Goal. Arrange the lines as a Markdown table with the columns Row and Line, starting at the line that contains "- y-tick-label: 5375.00: [1295, 157, 1332, 168]" and ending at the line that contains "- last-price-label: 5287.80: [1291, 285, 1328, 296]". Leave out any blank lines.

Exercise input.
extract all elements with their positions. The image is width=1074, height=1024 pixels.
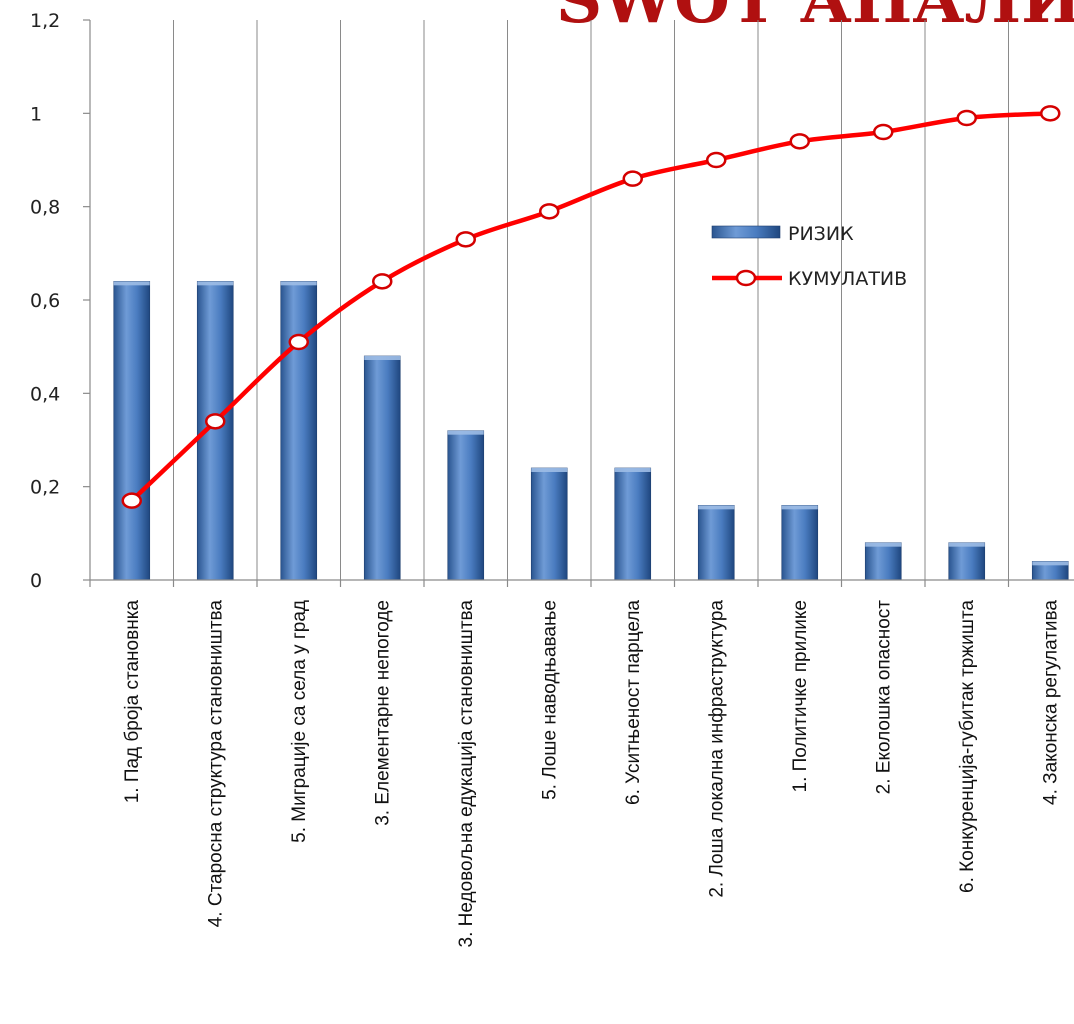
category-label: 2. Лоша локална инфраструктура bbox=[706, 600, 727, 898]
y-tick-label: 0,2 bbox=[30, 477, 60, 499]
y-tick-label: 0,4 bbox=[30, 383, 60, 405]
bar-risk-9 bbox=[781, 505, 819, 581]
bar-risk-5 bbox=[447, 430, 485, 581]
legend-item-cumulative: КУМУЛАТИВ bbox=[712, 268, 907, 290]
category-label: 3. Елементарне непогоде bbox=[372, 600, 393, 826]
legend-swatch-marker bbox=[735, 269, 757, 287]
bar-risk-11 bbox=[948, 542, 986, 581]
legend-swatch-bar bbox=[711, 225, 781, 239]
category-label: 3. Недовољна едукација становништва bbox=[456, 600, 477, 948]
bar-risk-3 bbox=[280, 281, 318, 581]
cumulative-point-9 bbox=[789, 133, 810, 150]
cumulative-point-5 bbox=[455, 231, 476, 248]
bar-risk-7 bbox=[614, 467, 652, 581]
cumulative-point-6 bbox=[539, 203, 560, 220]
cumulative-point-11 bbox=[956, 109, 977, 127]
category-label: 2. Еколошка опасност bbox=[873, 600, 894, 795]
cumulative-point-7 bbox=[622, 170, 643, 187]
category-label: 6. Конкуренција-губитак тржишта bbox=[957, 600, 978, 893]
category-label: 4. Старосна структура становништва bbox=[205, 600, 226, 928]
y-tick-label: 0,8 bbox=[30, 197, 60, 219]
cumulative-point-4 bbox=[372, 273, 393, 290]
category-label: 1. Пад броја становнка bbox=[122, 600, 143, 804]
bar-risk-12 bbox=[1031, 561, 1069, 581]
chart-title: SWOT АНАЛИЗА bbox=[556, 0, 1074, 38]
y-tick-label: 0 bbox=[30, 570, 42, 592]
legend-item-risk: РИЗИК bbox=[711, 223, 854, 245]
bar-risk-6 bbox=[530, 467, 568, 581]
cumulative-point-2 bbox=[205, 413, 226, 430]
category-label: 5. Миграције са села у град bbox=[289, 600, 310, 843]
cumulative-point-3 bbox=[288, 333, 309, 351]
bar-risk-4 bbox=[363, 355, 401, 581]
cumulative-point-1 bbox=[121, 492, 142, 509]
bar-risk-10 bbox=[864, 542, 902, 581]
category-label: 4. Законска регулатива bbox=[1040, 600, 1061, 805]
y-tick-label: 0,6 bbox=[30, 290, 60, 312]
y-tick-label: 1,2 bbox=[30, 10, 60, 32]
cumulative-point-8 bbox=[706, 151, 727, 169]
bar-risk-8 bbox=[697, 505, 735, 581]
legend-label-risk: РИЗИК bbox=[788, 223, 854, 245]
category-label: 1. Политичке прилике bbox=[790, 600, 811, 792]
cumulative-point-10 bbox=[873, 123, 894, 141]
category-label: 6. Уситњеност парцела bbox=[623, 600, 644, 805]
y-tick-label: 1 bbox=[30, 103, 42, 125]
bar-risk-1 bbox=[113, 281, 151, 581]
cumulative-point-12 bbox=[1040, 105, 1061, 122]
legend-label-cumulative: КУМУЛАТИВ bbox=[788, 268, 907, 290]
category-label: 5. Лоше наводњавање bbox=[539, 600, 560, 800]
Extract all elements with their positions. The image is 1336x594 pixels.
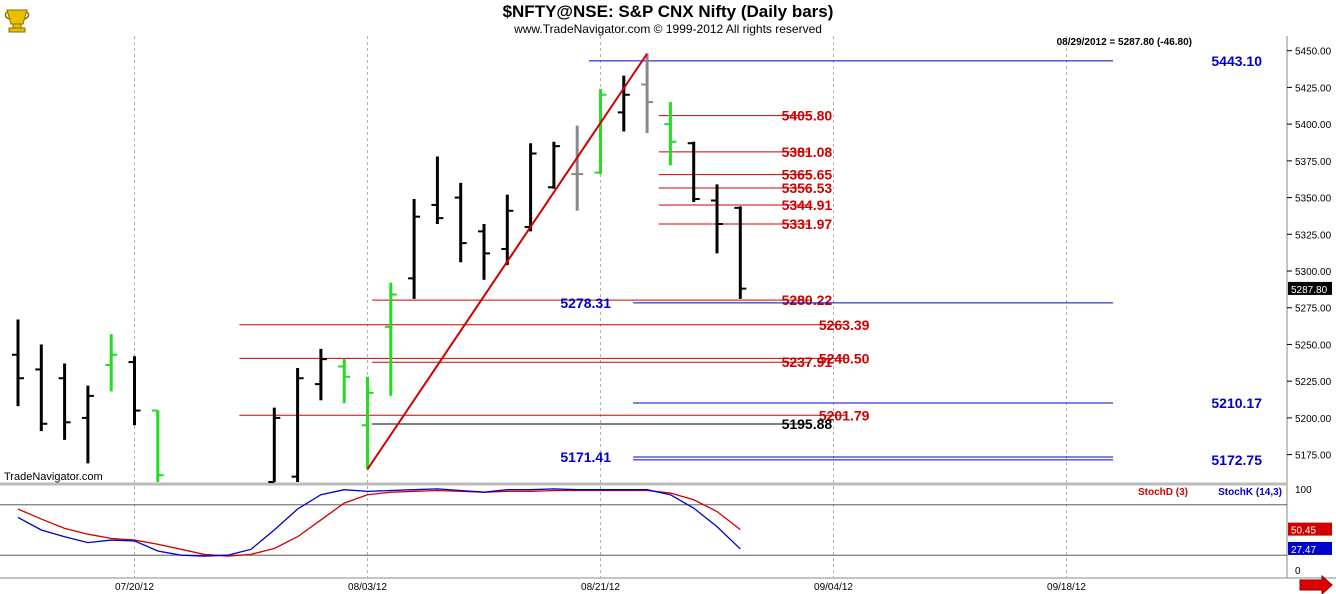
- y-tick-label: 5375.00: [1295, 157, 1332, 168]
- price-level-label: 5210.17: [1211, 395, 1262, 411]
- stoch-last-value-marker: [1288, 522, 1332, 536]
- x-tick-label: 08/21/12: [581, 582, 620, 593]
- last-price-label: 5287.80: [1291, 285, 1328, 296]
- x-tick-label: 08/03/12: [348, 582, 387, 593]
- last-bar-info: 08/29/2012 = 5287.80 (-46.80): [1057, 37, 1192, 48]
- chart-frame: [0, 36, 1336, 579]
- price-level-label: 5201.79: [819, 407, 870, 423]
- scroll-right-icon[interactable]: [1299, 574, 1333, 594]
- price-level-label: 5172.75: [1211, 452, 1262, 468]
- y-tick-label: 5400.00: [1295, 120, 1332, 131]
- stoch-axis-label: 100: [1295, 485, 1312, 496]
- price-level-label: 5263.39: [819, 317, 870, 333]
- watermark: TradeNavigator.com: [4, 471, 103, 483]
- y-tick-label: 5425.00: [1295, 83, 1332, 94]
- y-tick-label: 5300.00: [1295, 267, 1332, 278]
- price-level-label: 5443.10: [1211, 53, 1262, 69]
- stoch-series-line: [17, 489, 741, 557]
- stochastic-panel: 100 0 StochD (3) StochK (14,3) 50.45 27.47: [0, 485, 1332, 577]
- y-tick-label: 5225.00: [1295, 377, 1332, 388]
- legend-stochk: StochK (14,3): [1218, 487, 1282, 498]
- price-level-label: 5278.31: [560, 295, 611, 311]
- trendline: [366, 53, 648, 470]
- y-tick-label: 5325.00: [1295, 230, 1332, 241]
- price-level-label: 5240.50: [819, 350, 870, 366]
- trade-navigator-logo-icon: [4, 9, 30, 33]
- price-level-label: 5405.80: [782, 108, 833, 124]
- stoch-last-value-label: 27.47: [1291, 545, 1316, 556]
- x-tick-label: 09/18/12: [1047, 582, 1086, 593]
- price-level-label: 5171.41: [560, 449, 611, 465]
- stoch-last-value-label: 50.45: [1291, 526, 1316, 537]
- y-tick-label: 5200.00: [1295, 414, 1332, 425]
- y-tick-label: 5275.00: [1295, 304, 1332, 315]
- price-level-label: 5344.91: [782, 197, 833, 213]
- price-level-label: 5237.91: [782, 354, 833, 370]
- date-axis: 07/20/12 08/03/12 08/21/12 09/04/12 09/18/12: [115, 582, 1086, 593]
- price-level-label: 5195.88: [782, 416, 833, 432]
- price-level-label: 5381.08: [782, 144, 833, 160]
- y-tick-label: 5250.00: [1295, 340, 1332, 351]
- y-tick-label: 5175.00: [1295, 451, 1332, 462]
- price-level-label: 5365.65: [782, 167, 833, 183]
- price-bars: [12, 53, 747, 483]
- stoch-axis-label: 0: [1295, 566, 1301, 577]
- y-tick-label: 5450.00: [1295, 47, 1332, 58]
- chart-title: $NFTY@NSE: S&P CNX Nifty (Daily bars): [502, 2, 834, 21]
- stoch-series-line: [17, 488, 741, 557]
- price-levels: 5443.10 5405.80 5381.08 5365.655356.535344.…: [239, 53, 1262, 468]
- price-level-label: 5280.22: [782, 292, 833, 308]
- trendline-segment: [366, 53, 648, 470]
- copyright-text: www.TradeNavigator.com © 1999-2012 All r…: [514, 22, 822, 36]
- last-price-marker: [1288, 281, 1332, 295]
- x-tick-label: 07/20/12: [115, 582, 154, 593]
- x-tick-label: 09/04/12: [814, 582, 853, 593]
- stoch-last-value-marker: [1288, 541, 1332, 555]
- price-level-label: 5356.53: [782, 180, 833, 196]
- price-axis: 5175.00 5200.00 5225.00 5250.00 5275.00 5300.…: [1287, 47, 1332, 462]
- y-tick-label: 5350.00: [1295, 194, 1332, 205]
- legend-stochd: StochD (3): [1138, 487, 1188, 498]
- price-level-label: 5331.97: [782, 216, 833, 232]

Response for this exercise.
| Row | Line |
|---|---|
| 1 | - y-tick-label: 5375.00: [1295, 157, 1332, 168] |
| 2 | - price-level-label: 5210.17: [1211, 395, 1262, 411] |
| 3 | - stoch-last-value-marker: [1288, 522, 1332, 536] |
| 4 | - x-tick-label: 08/21/12: [581, 582, 620, 593] |
| 5 | - last-price-label: 5287.80: [1291, 285, 1328, 296] |